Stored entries
:::
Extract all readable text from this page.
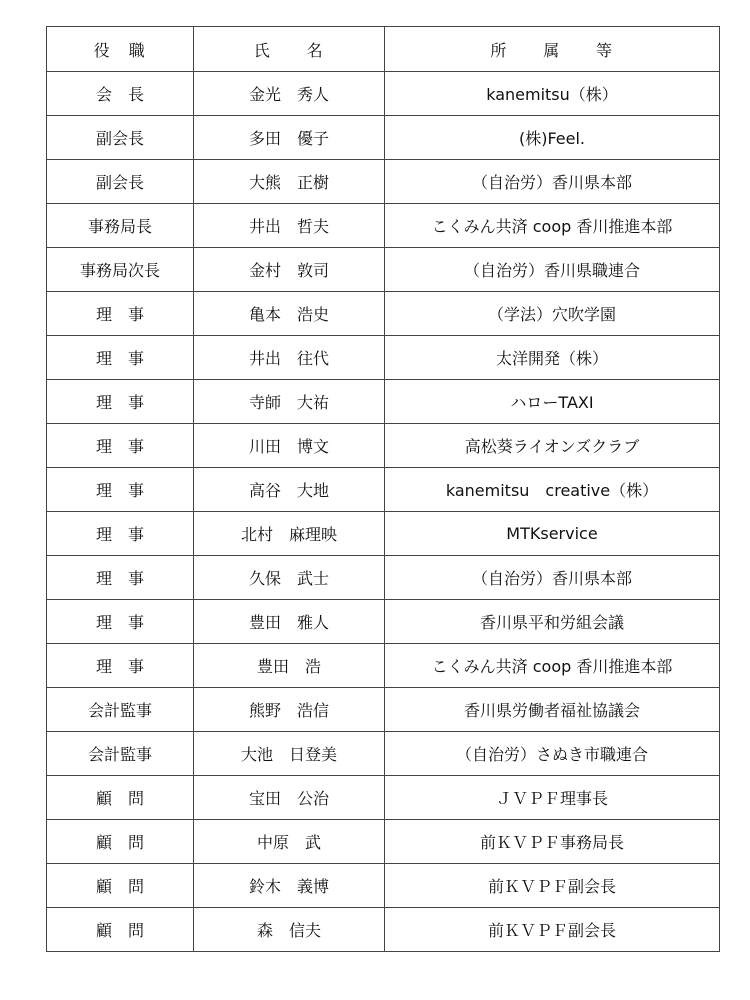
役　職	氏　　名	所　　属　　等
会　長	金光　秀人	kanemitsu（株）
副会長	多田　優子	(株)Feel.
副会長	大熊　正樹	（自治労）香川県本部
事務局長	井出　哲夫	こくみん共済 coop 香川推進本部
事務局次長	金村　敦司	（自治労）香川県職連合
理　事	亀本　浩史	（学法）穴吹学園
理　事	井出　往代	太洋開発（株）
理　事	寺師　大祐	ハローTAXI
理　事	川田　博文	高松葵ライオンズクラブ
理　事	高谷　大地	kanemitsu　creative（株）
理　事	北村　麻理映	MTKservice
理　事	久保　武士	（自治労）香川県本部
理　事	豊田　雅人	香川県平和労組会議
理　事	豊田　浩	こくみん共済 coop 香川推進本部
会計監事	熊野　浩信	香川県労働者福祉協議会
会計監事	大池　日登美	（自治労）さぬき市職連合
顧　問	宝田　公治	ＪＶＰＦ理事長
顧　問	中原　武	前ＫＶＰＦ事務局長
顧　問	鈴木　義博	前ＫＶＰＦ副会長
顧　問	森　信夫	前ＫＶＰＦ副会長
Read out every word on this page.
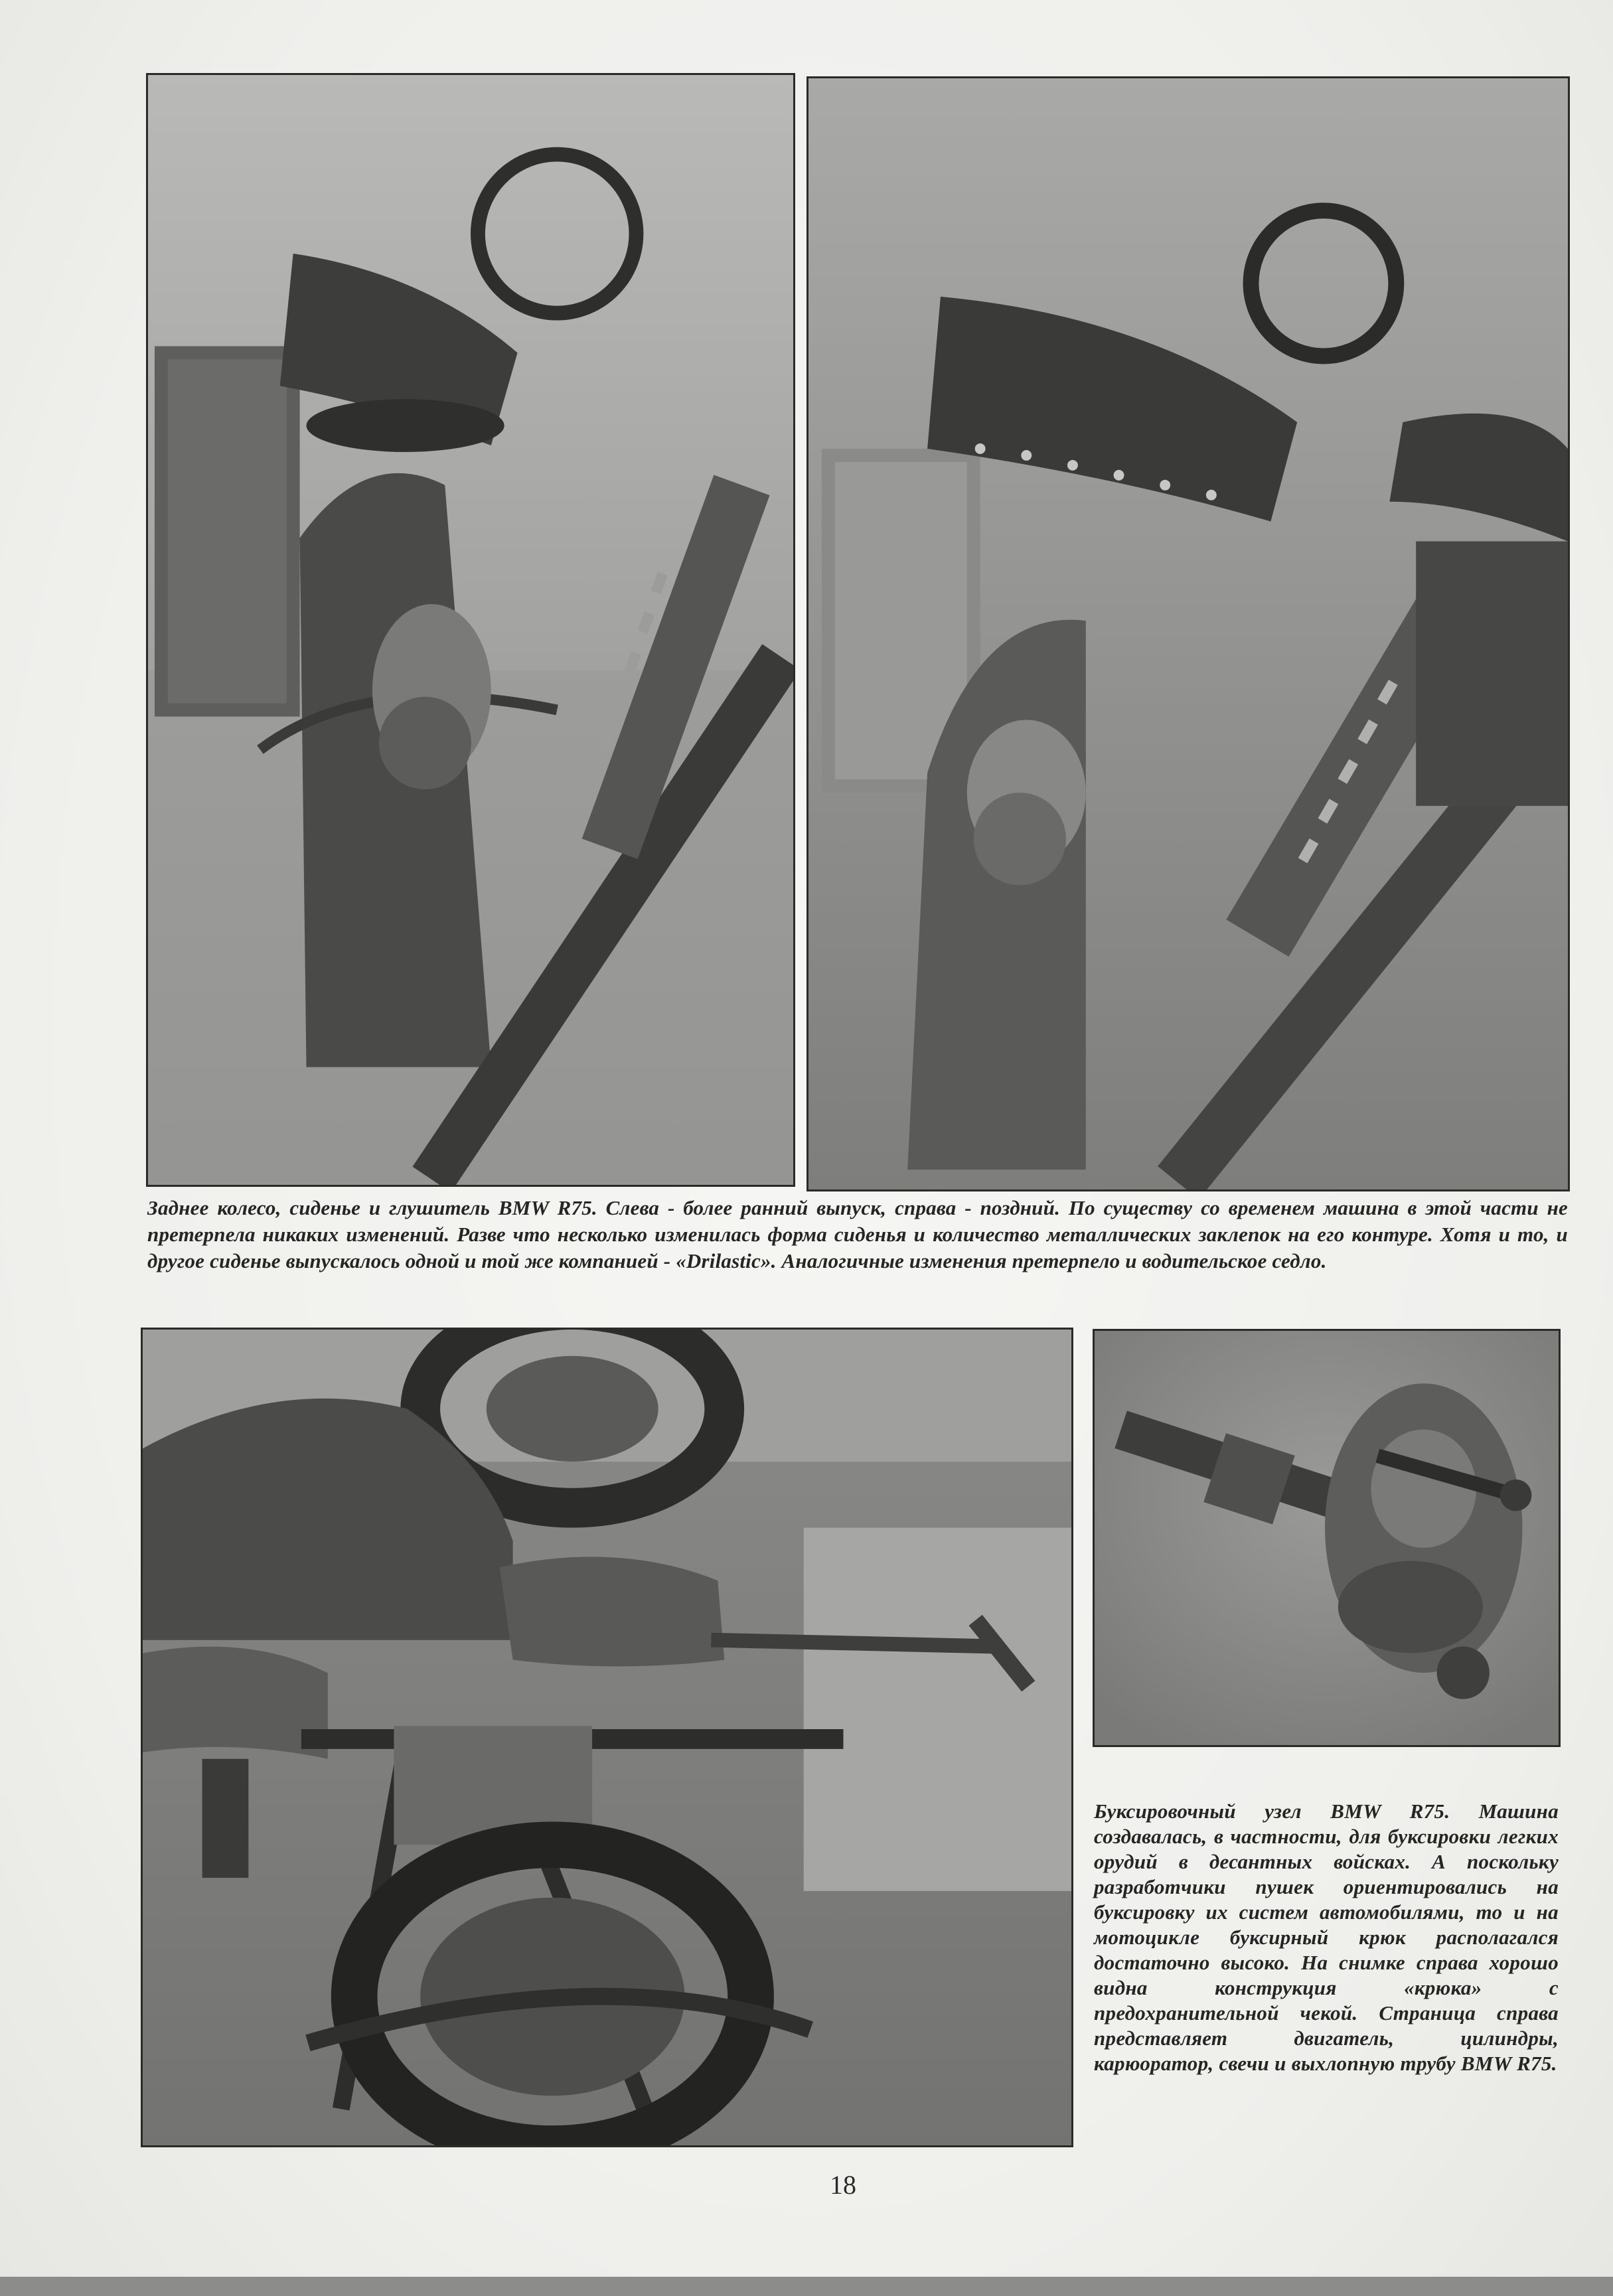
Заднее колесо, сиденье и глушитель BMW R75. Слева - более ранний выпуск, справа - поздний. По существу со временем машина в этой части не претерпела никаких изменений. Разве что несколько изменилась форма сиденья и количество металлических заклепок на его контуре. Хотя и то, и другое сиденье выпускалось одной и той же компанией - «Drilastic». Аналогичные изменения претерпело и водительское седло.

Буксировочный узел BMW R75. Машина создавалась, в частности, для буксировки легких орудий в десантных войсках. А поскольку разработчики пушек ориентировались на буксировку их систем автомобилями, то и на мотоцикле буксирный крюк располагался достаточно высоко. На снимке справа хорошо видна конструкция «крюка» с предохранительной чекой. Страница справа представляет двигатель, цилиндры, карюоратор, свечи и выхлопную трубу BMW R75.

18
:::
Problem statement |
In the entries above, find lines with "page" and copy each.

Task output |
Extract all readable text from this page.
Read out every word on this page.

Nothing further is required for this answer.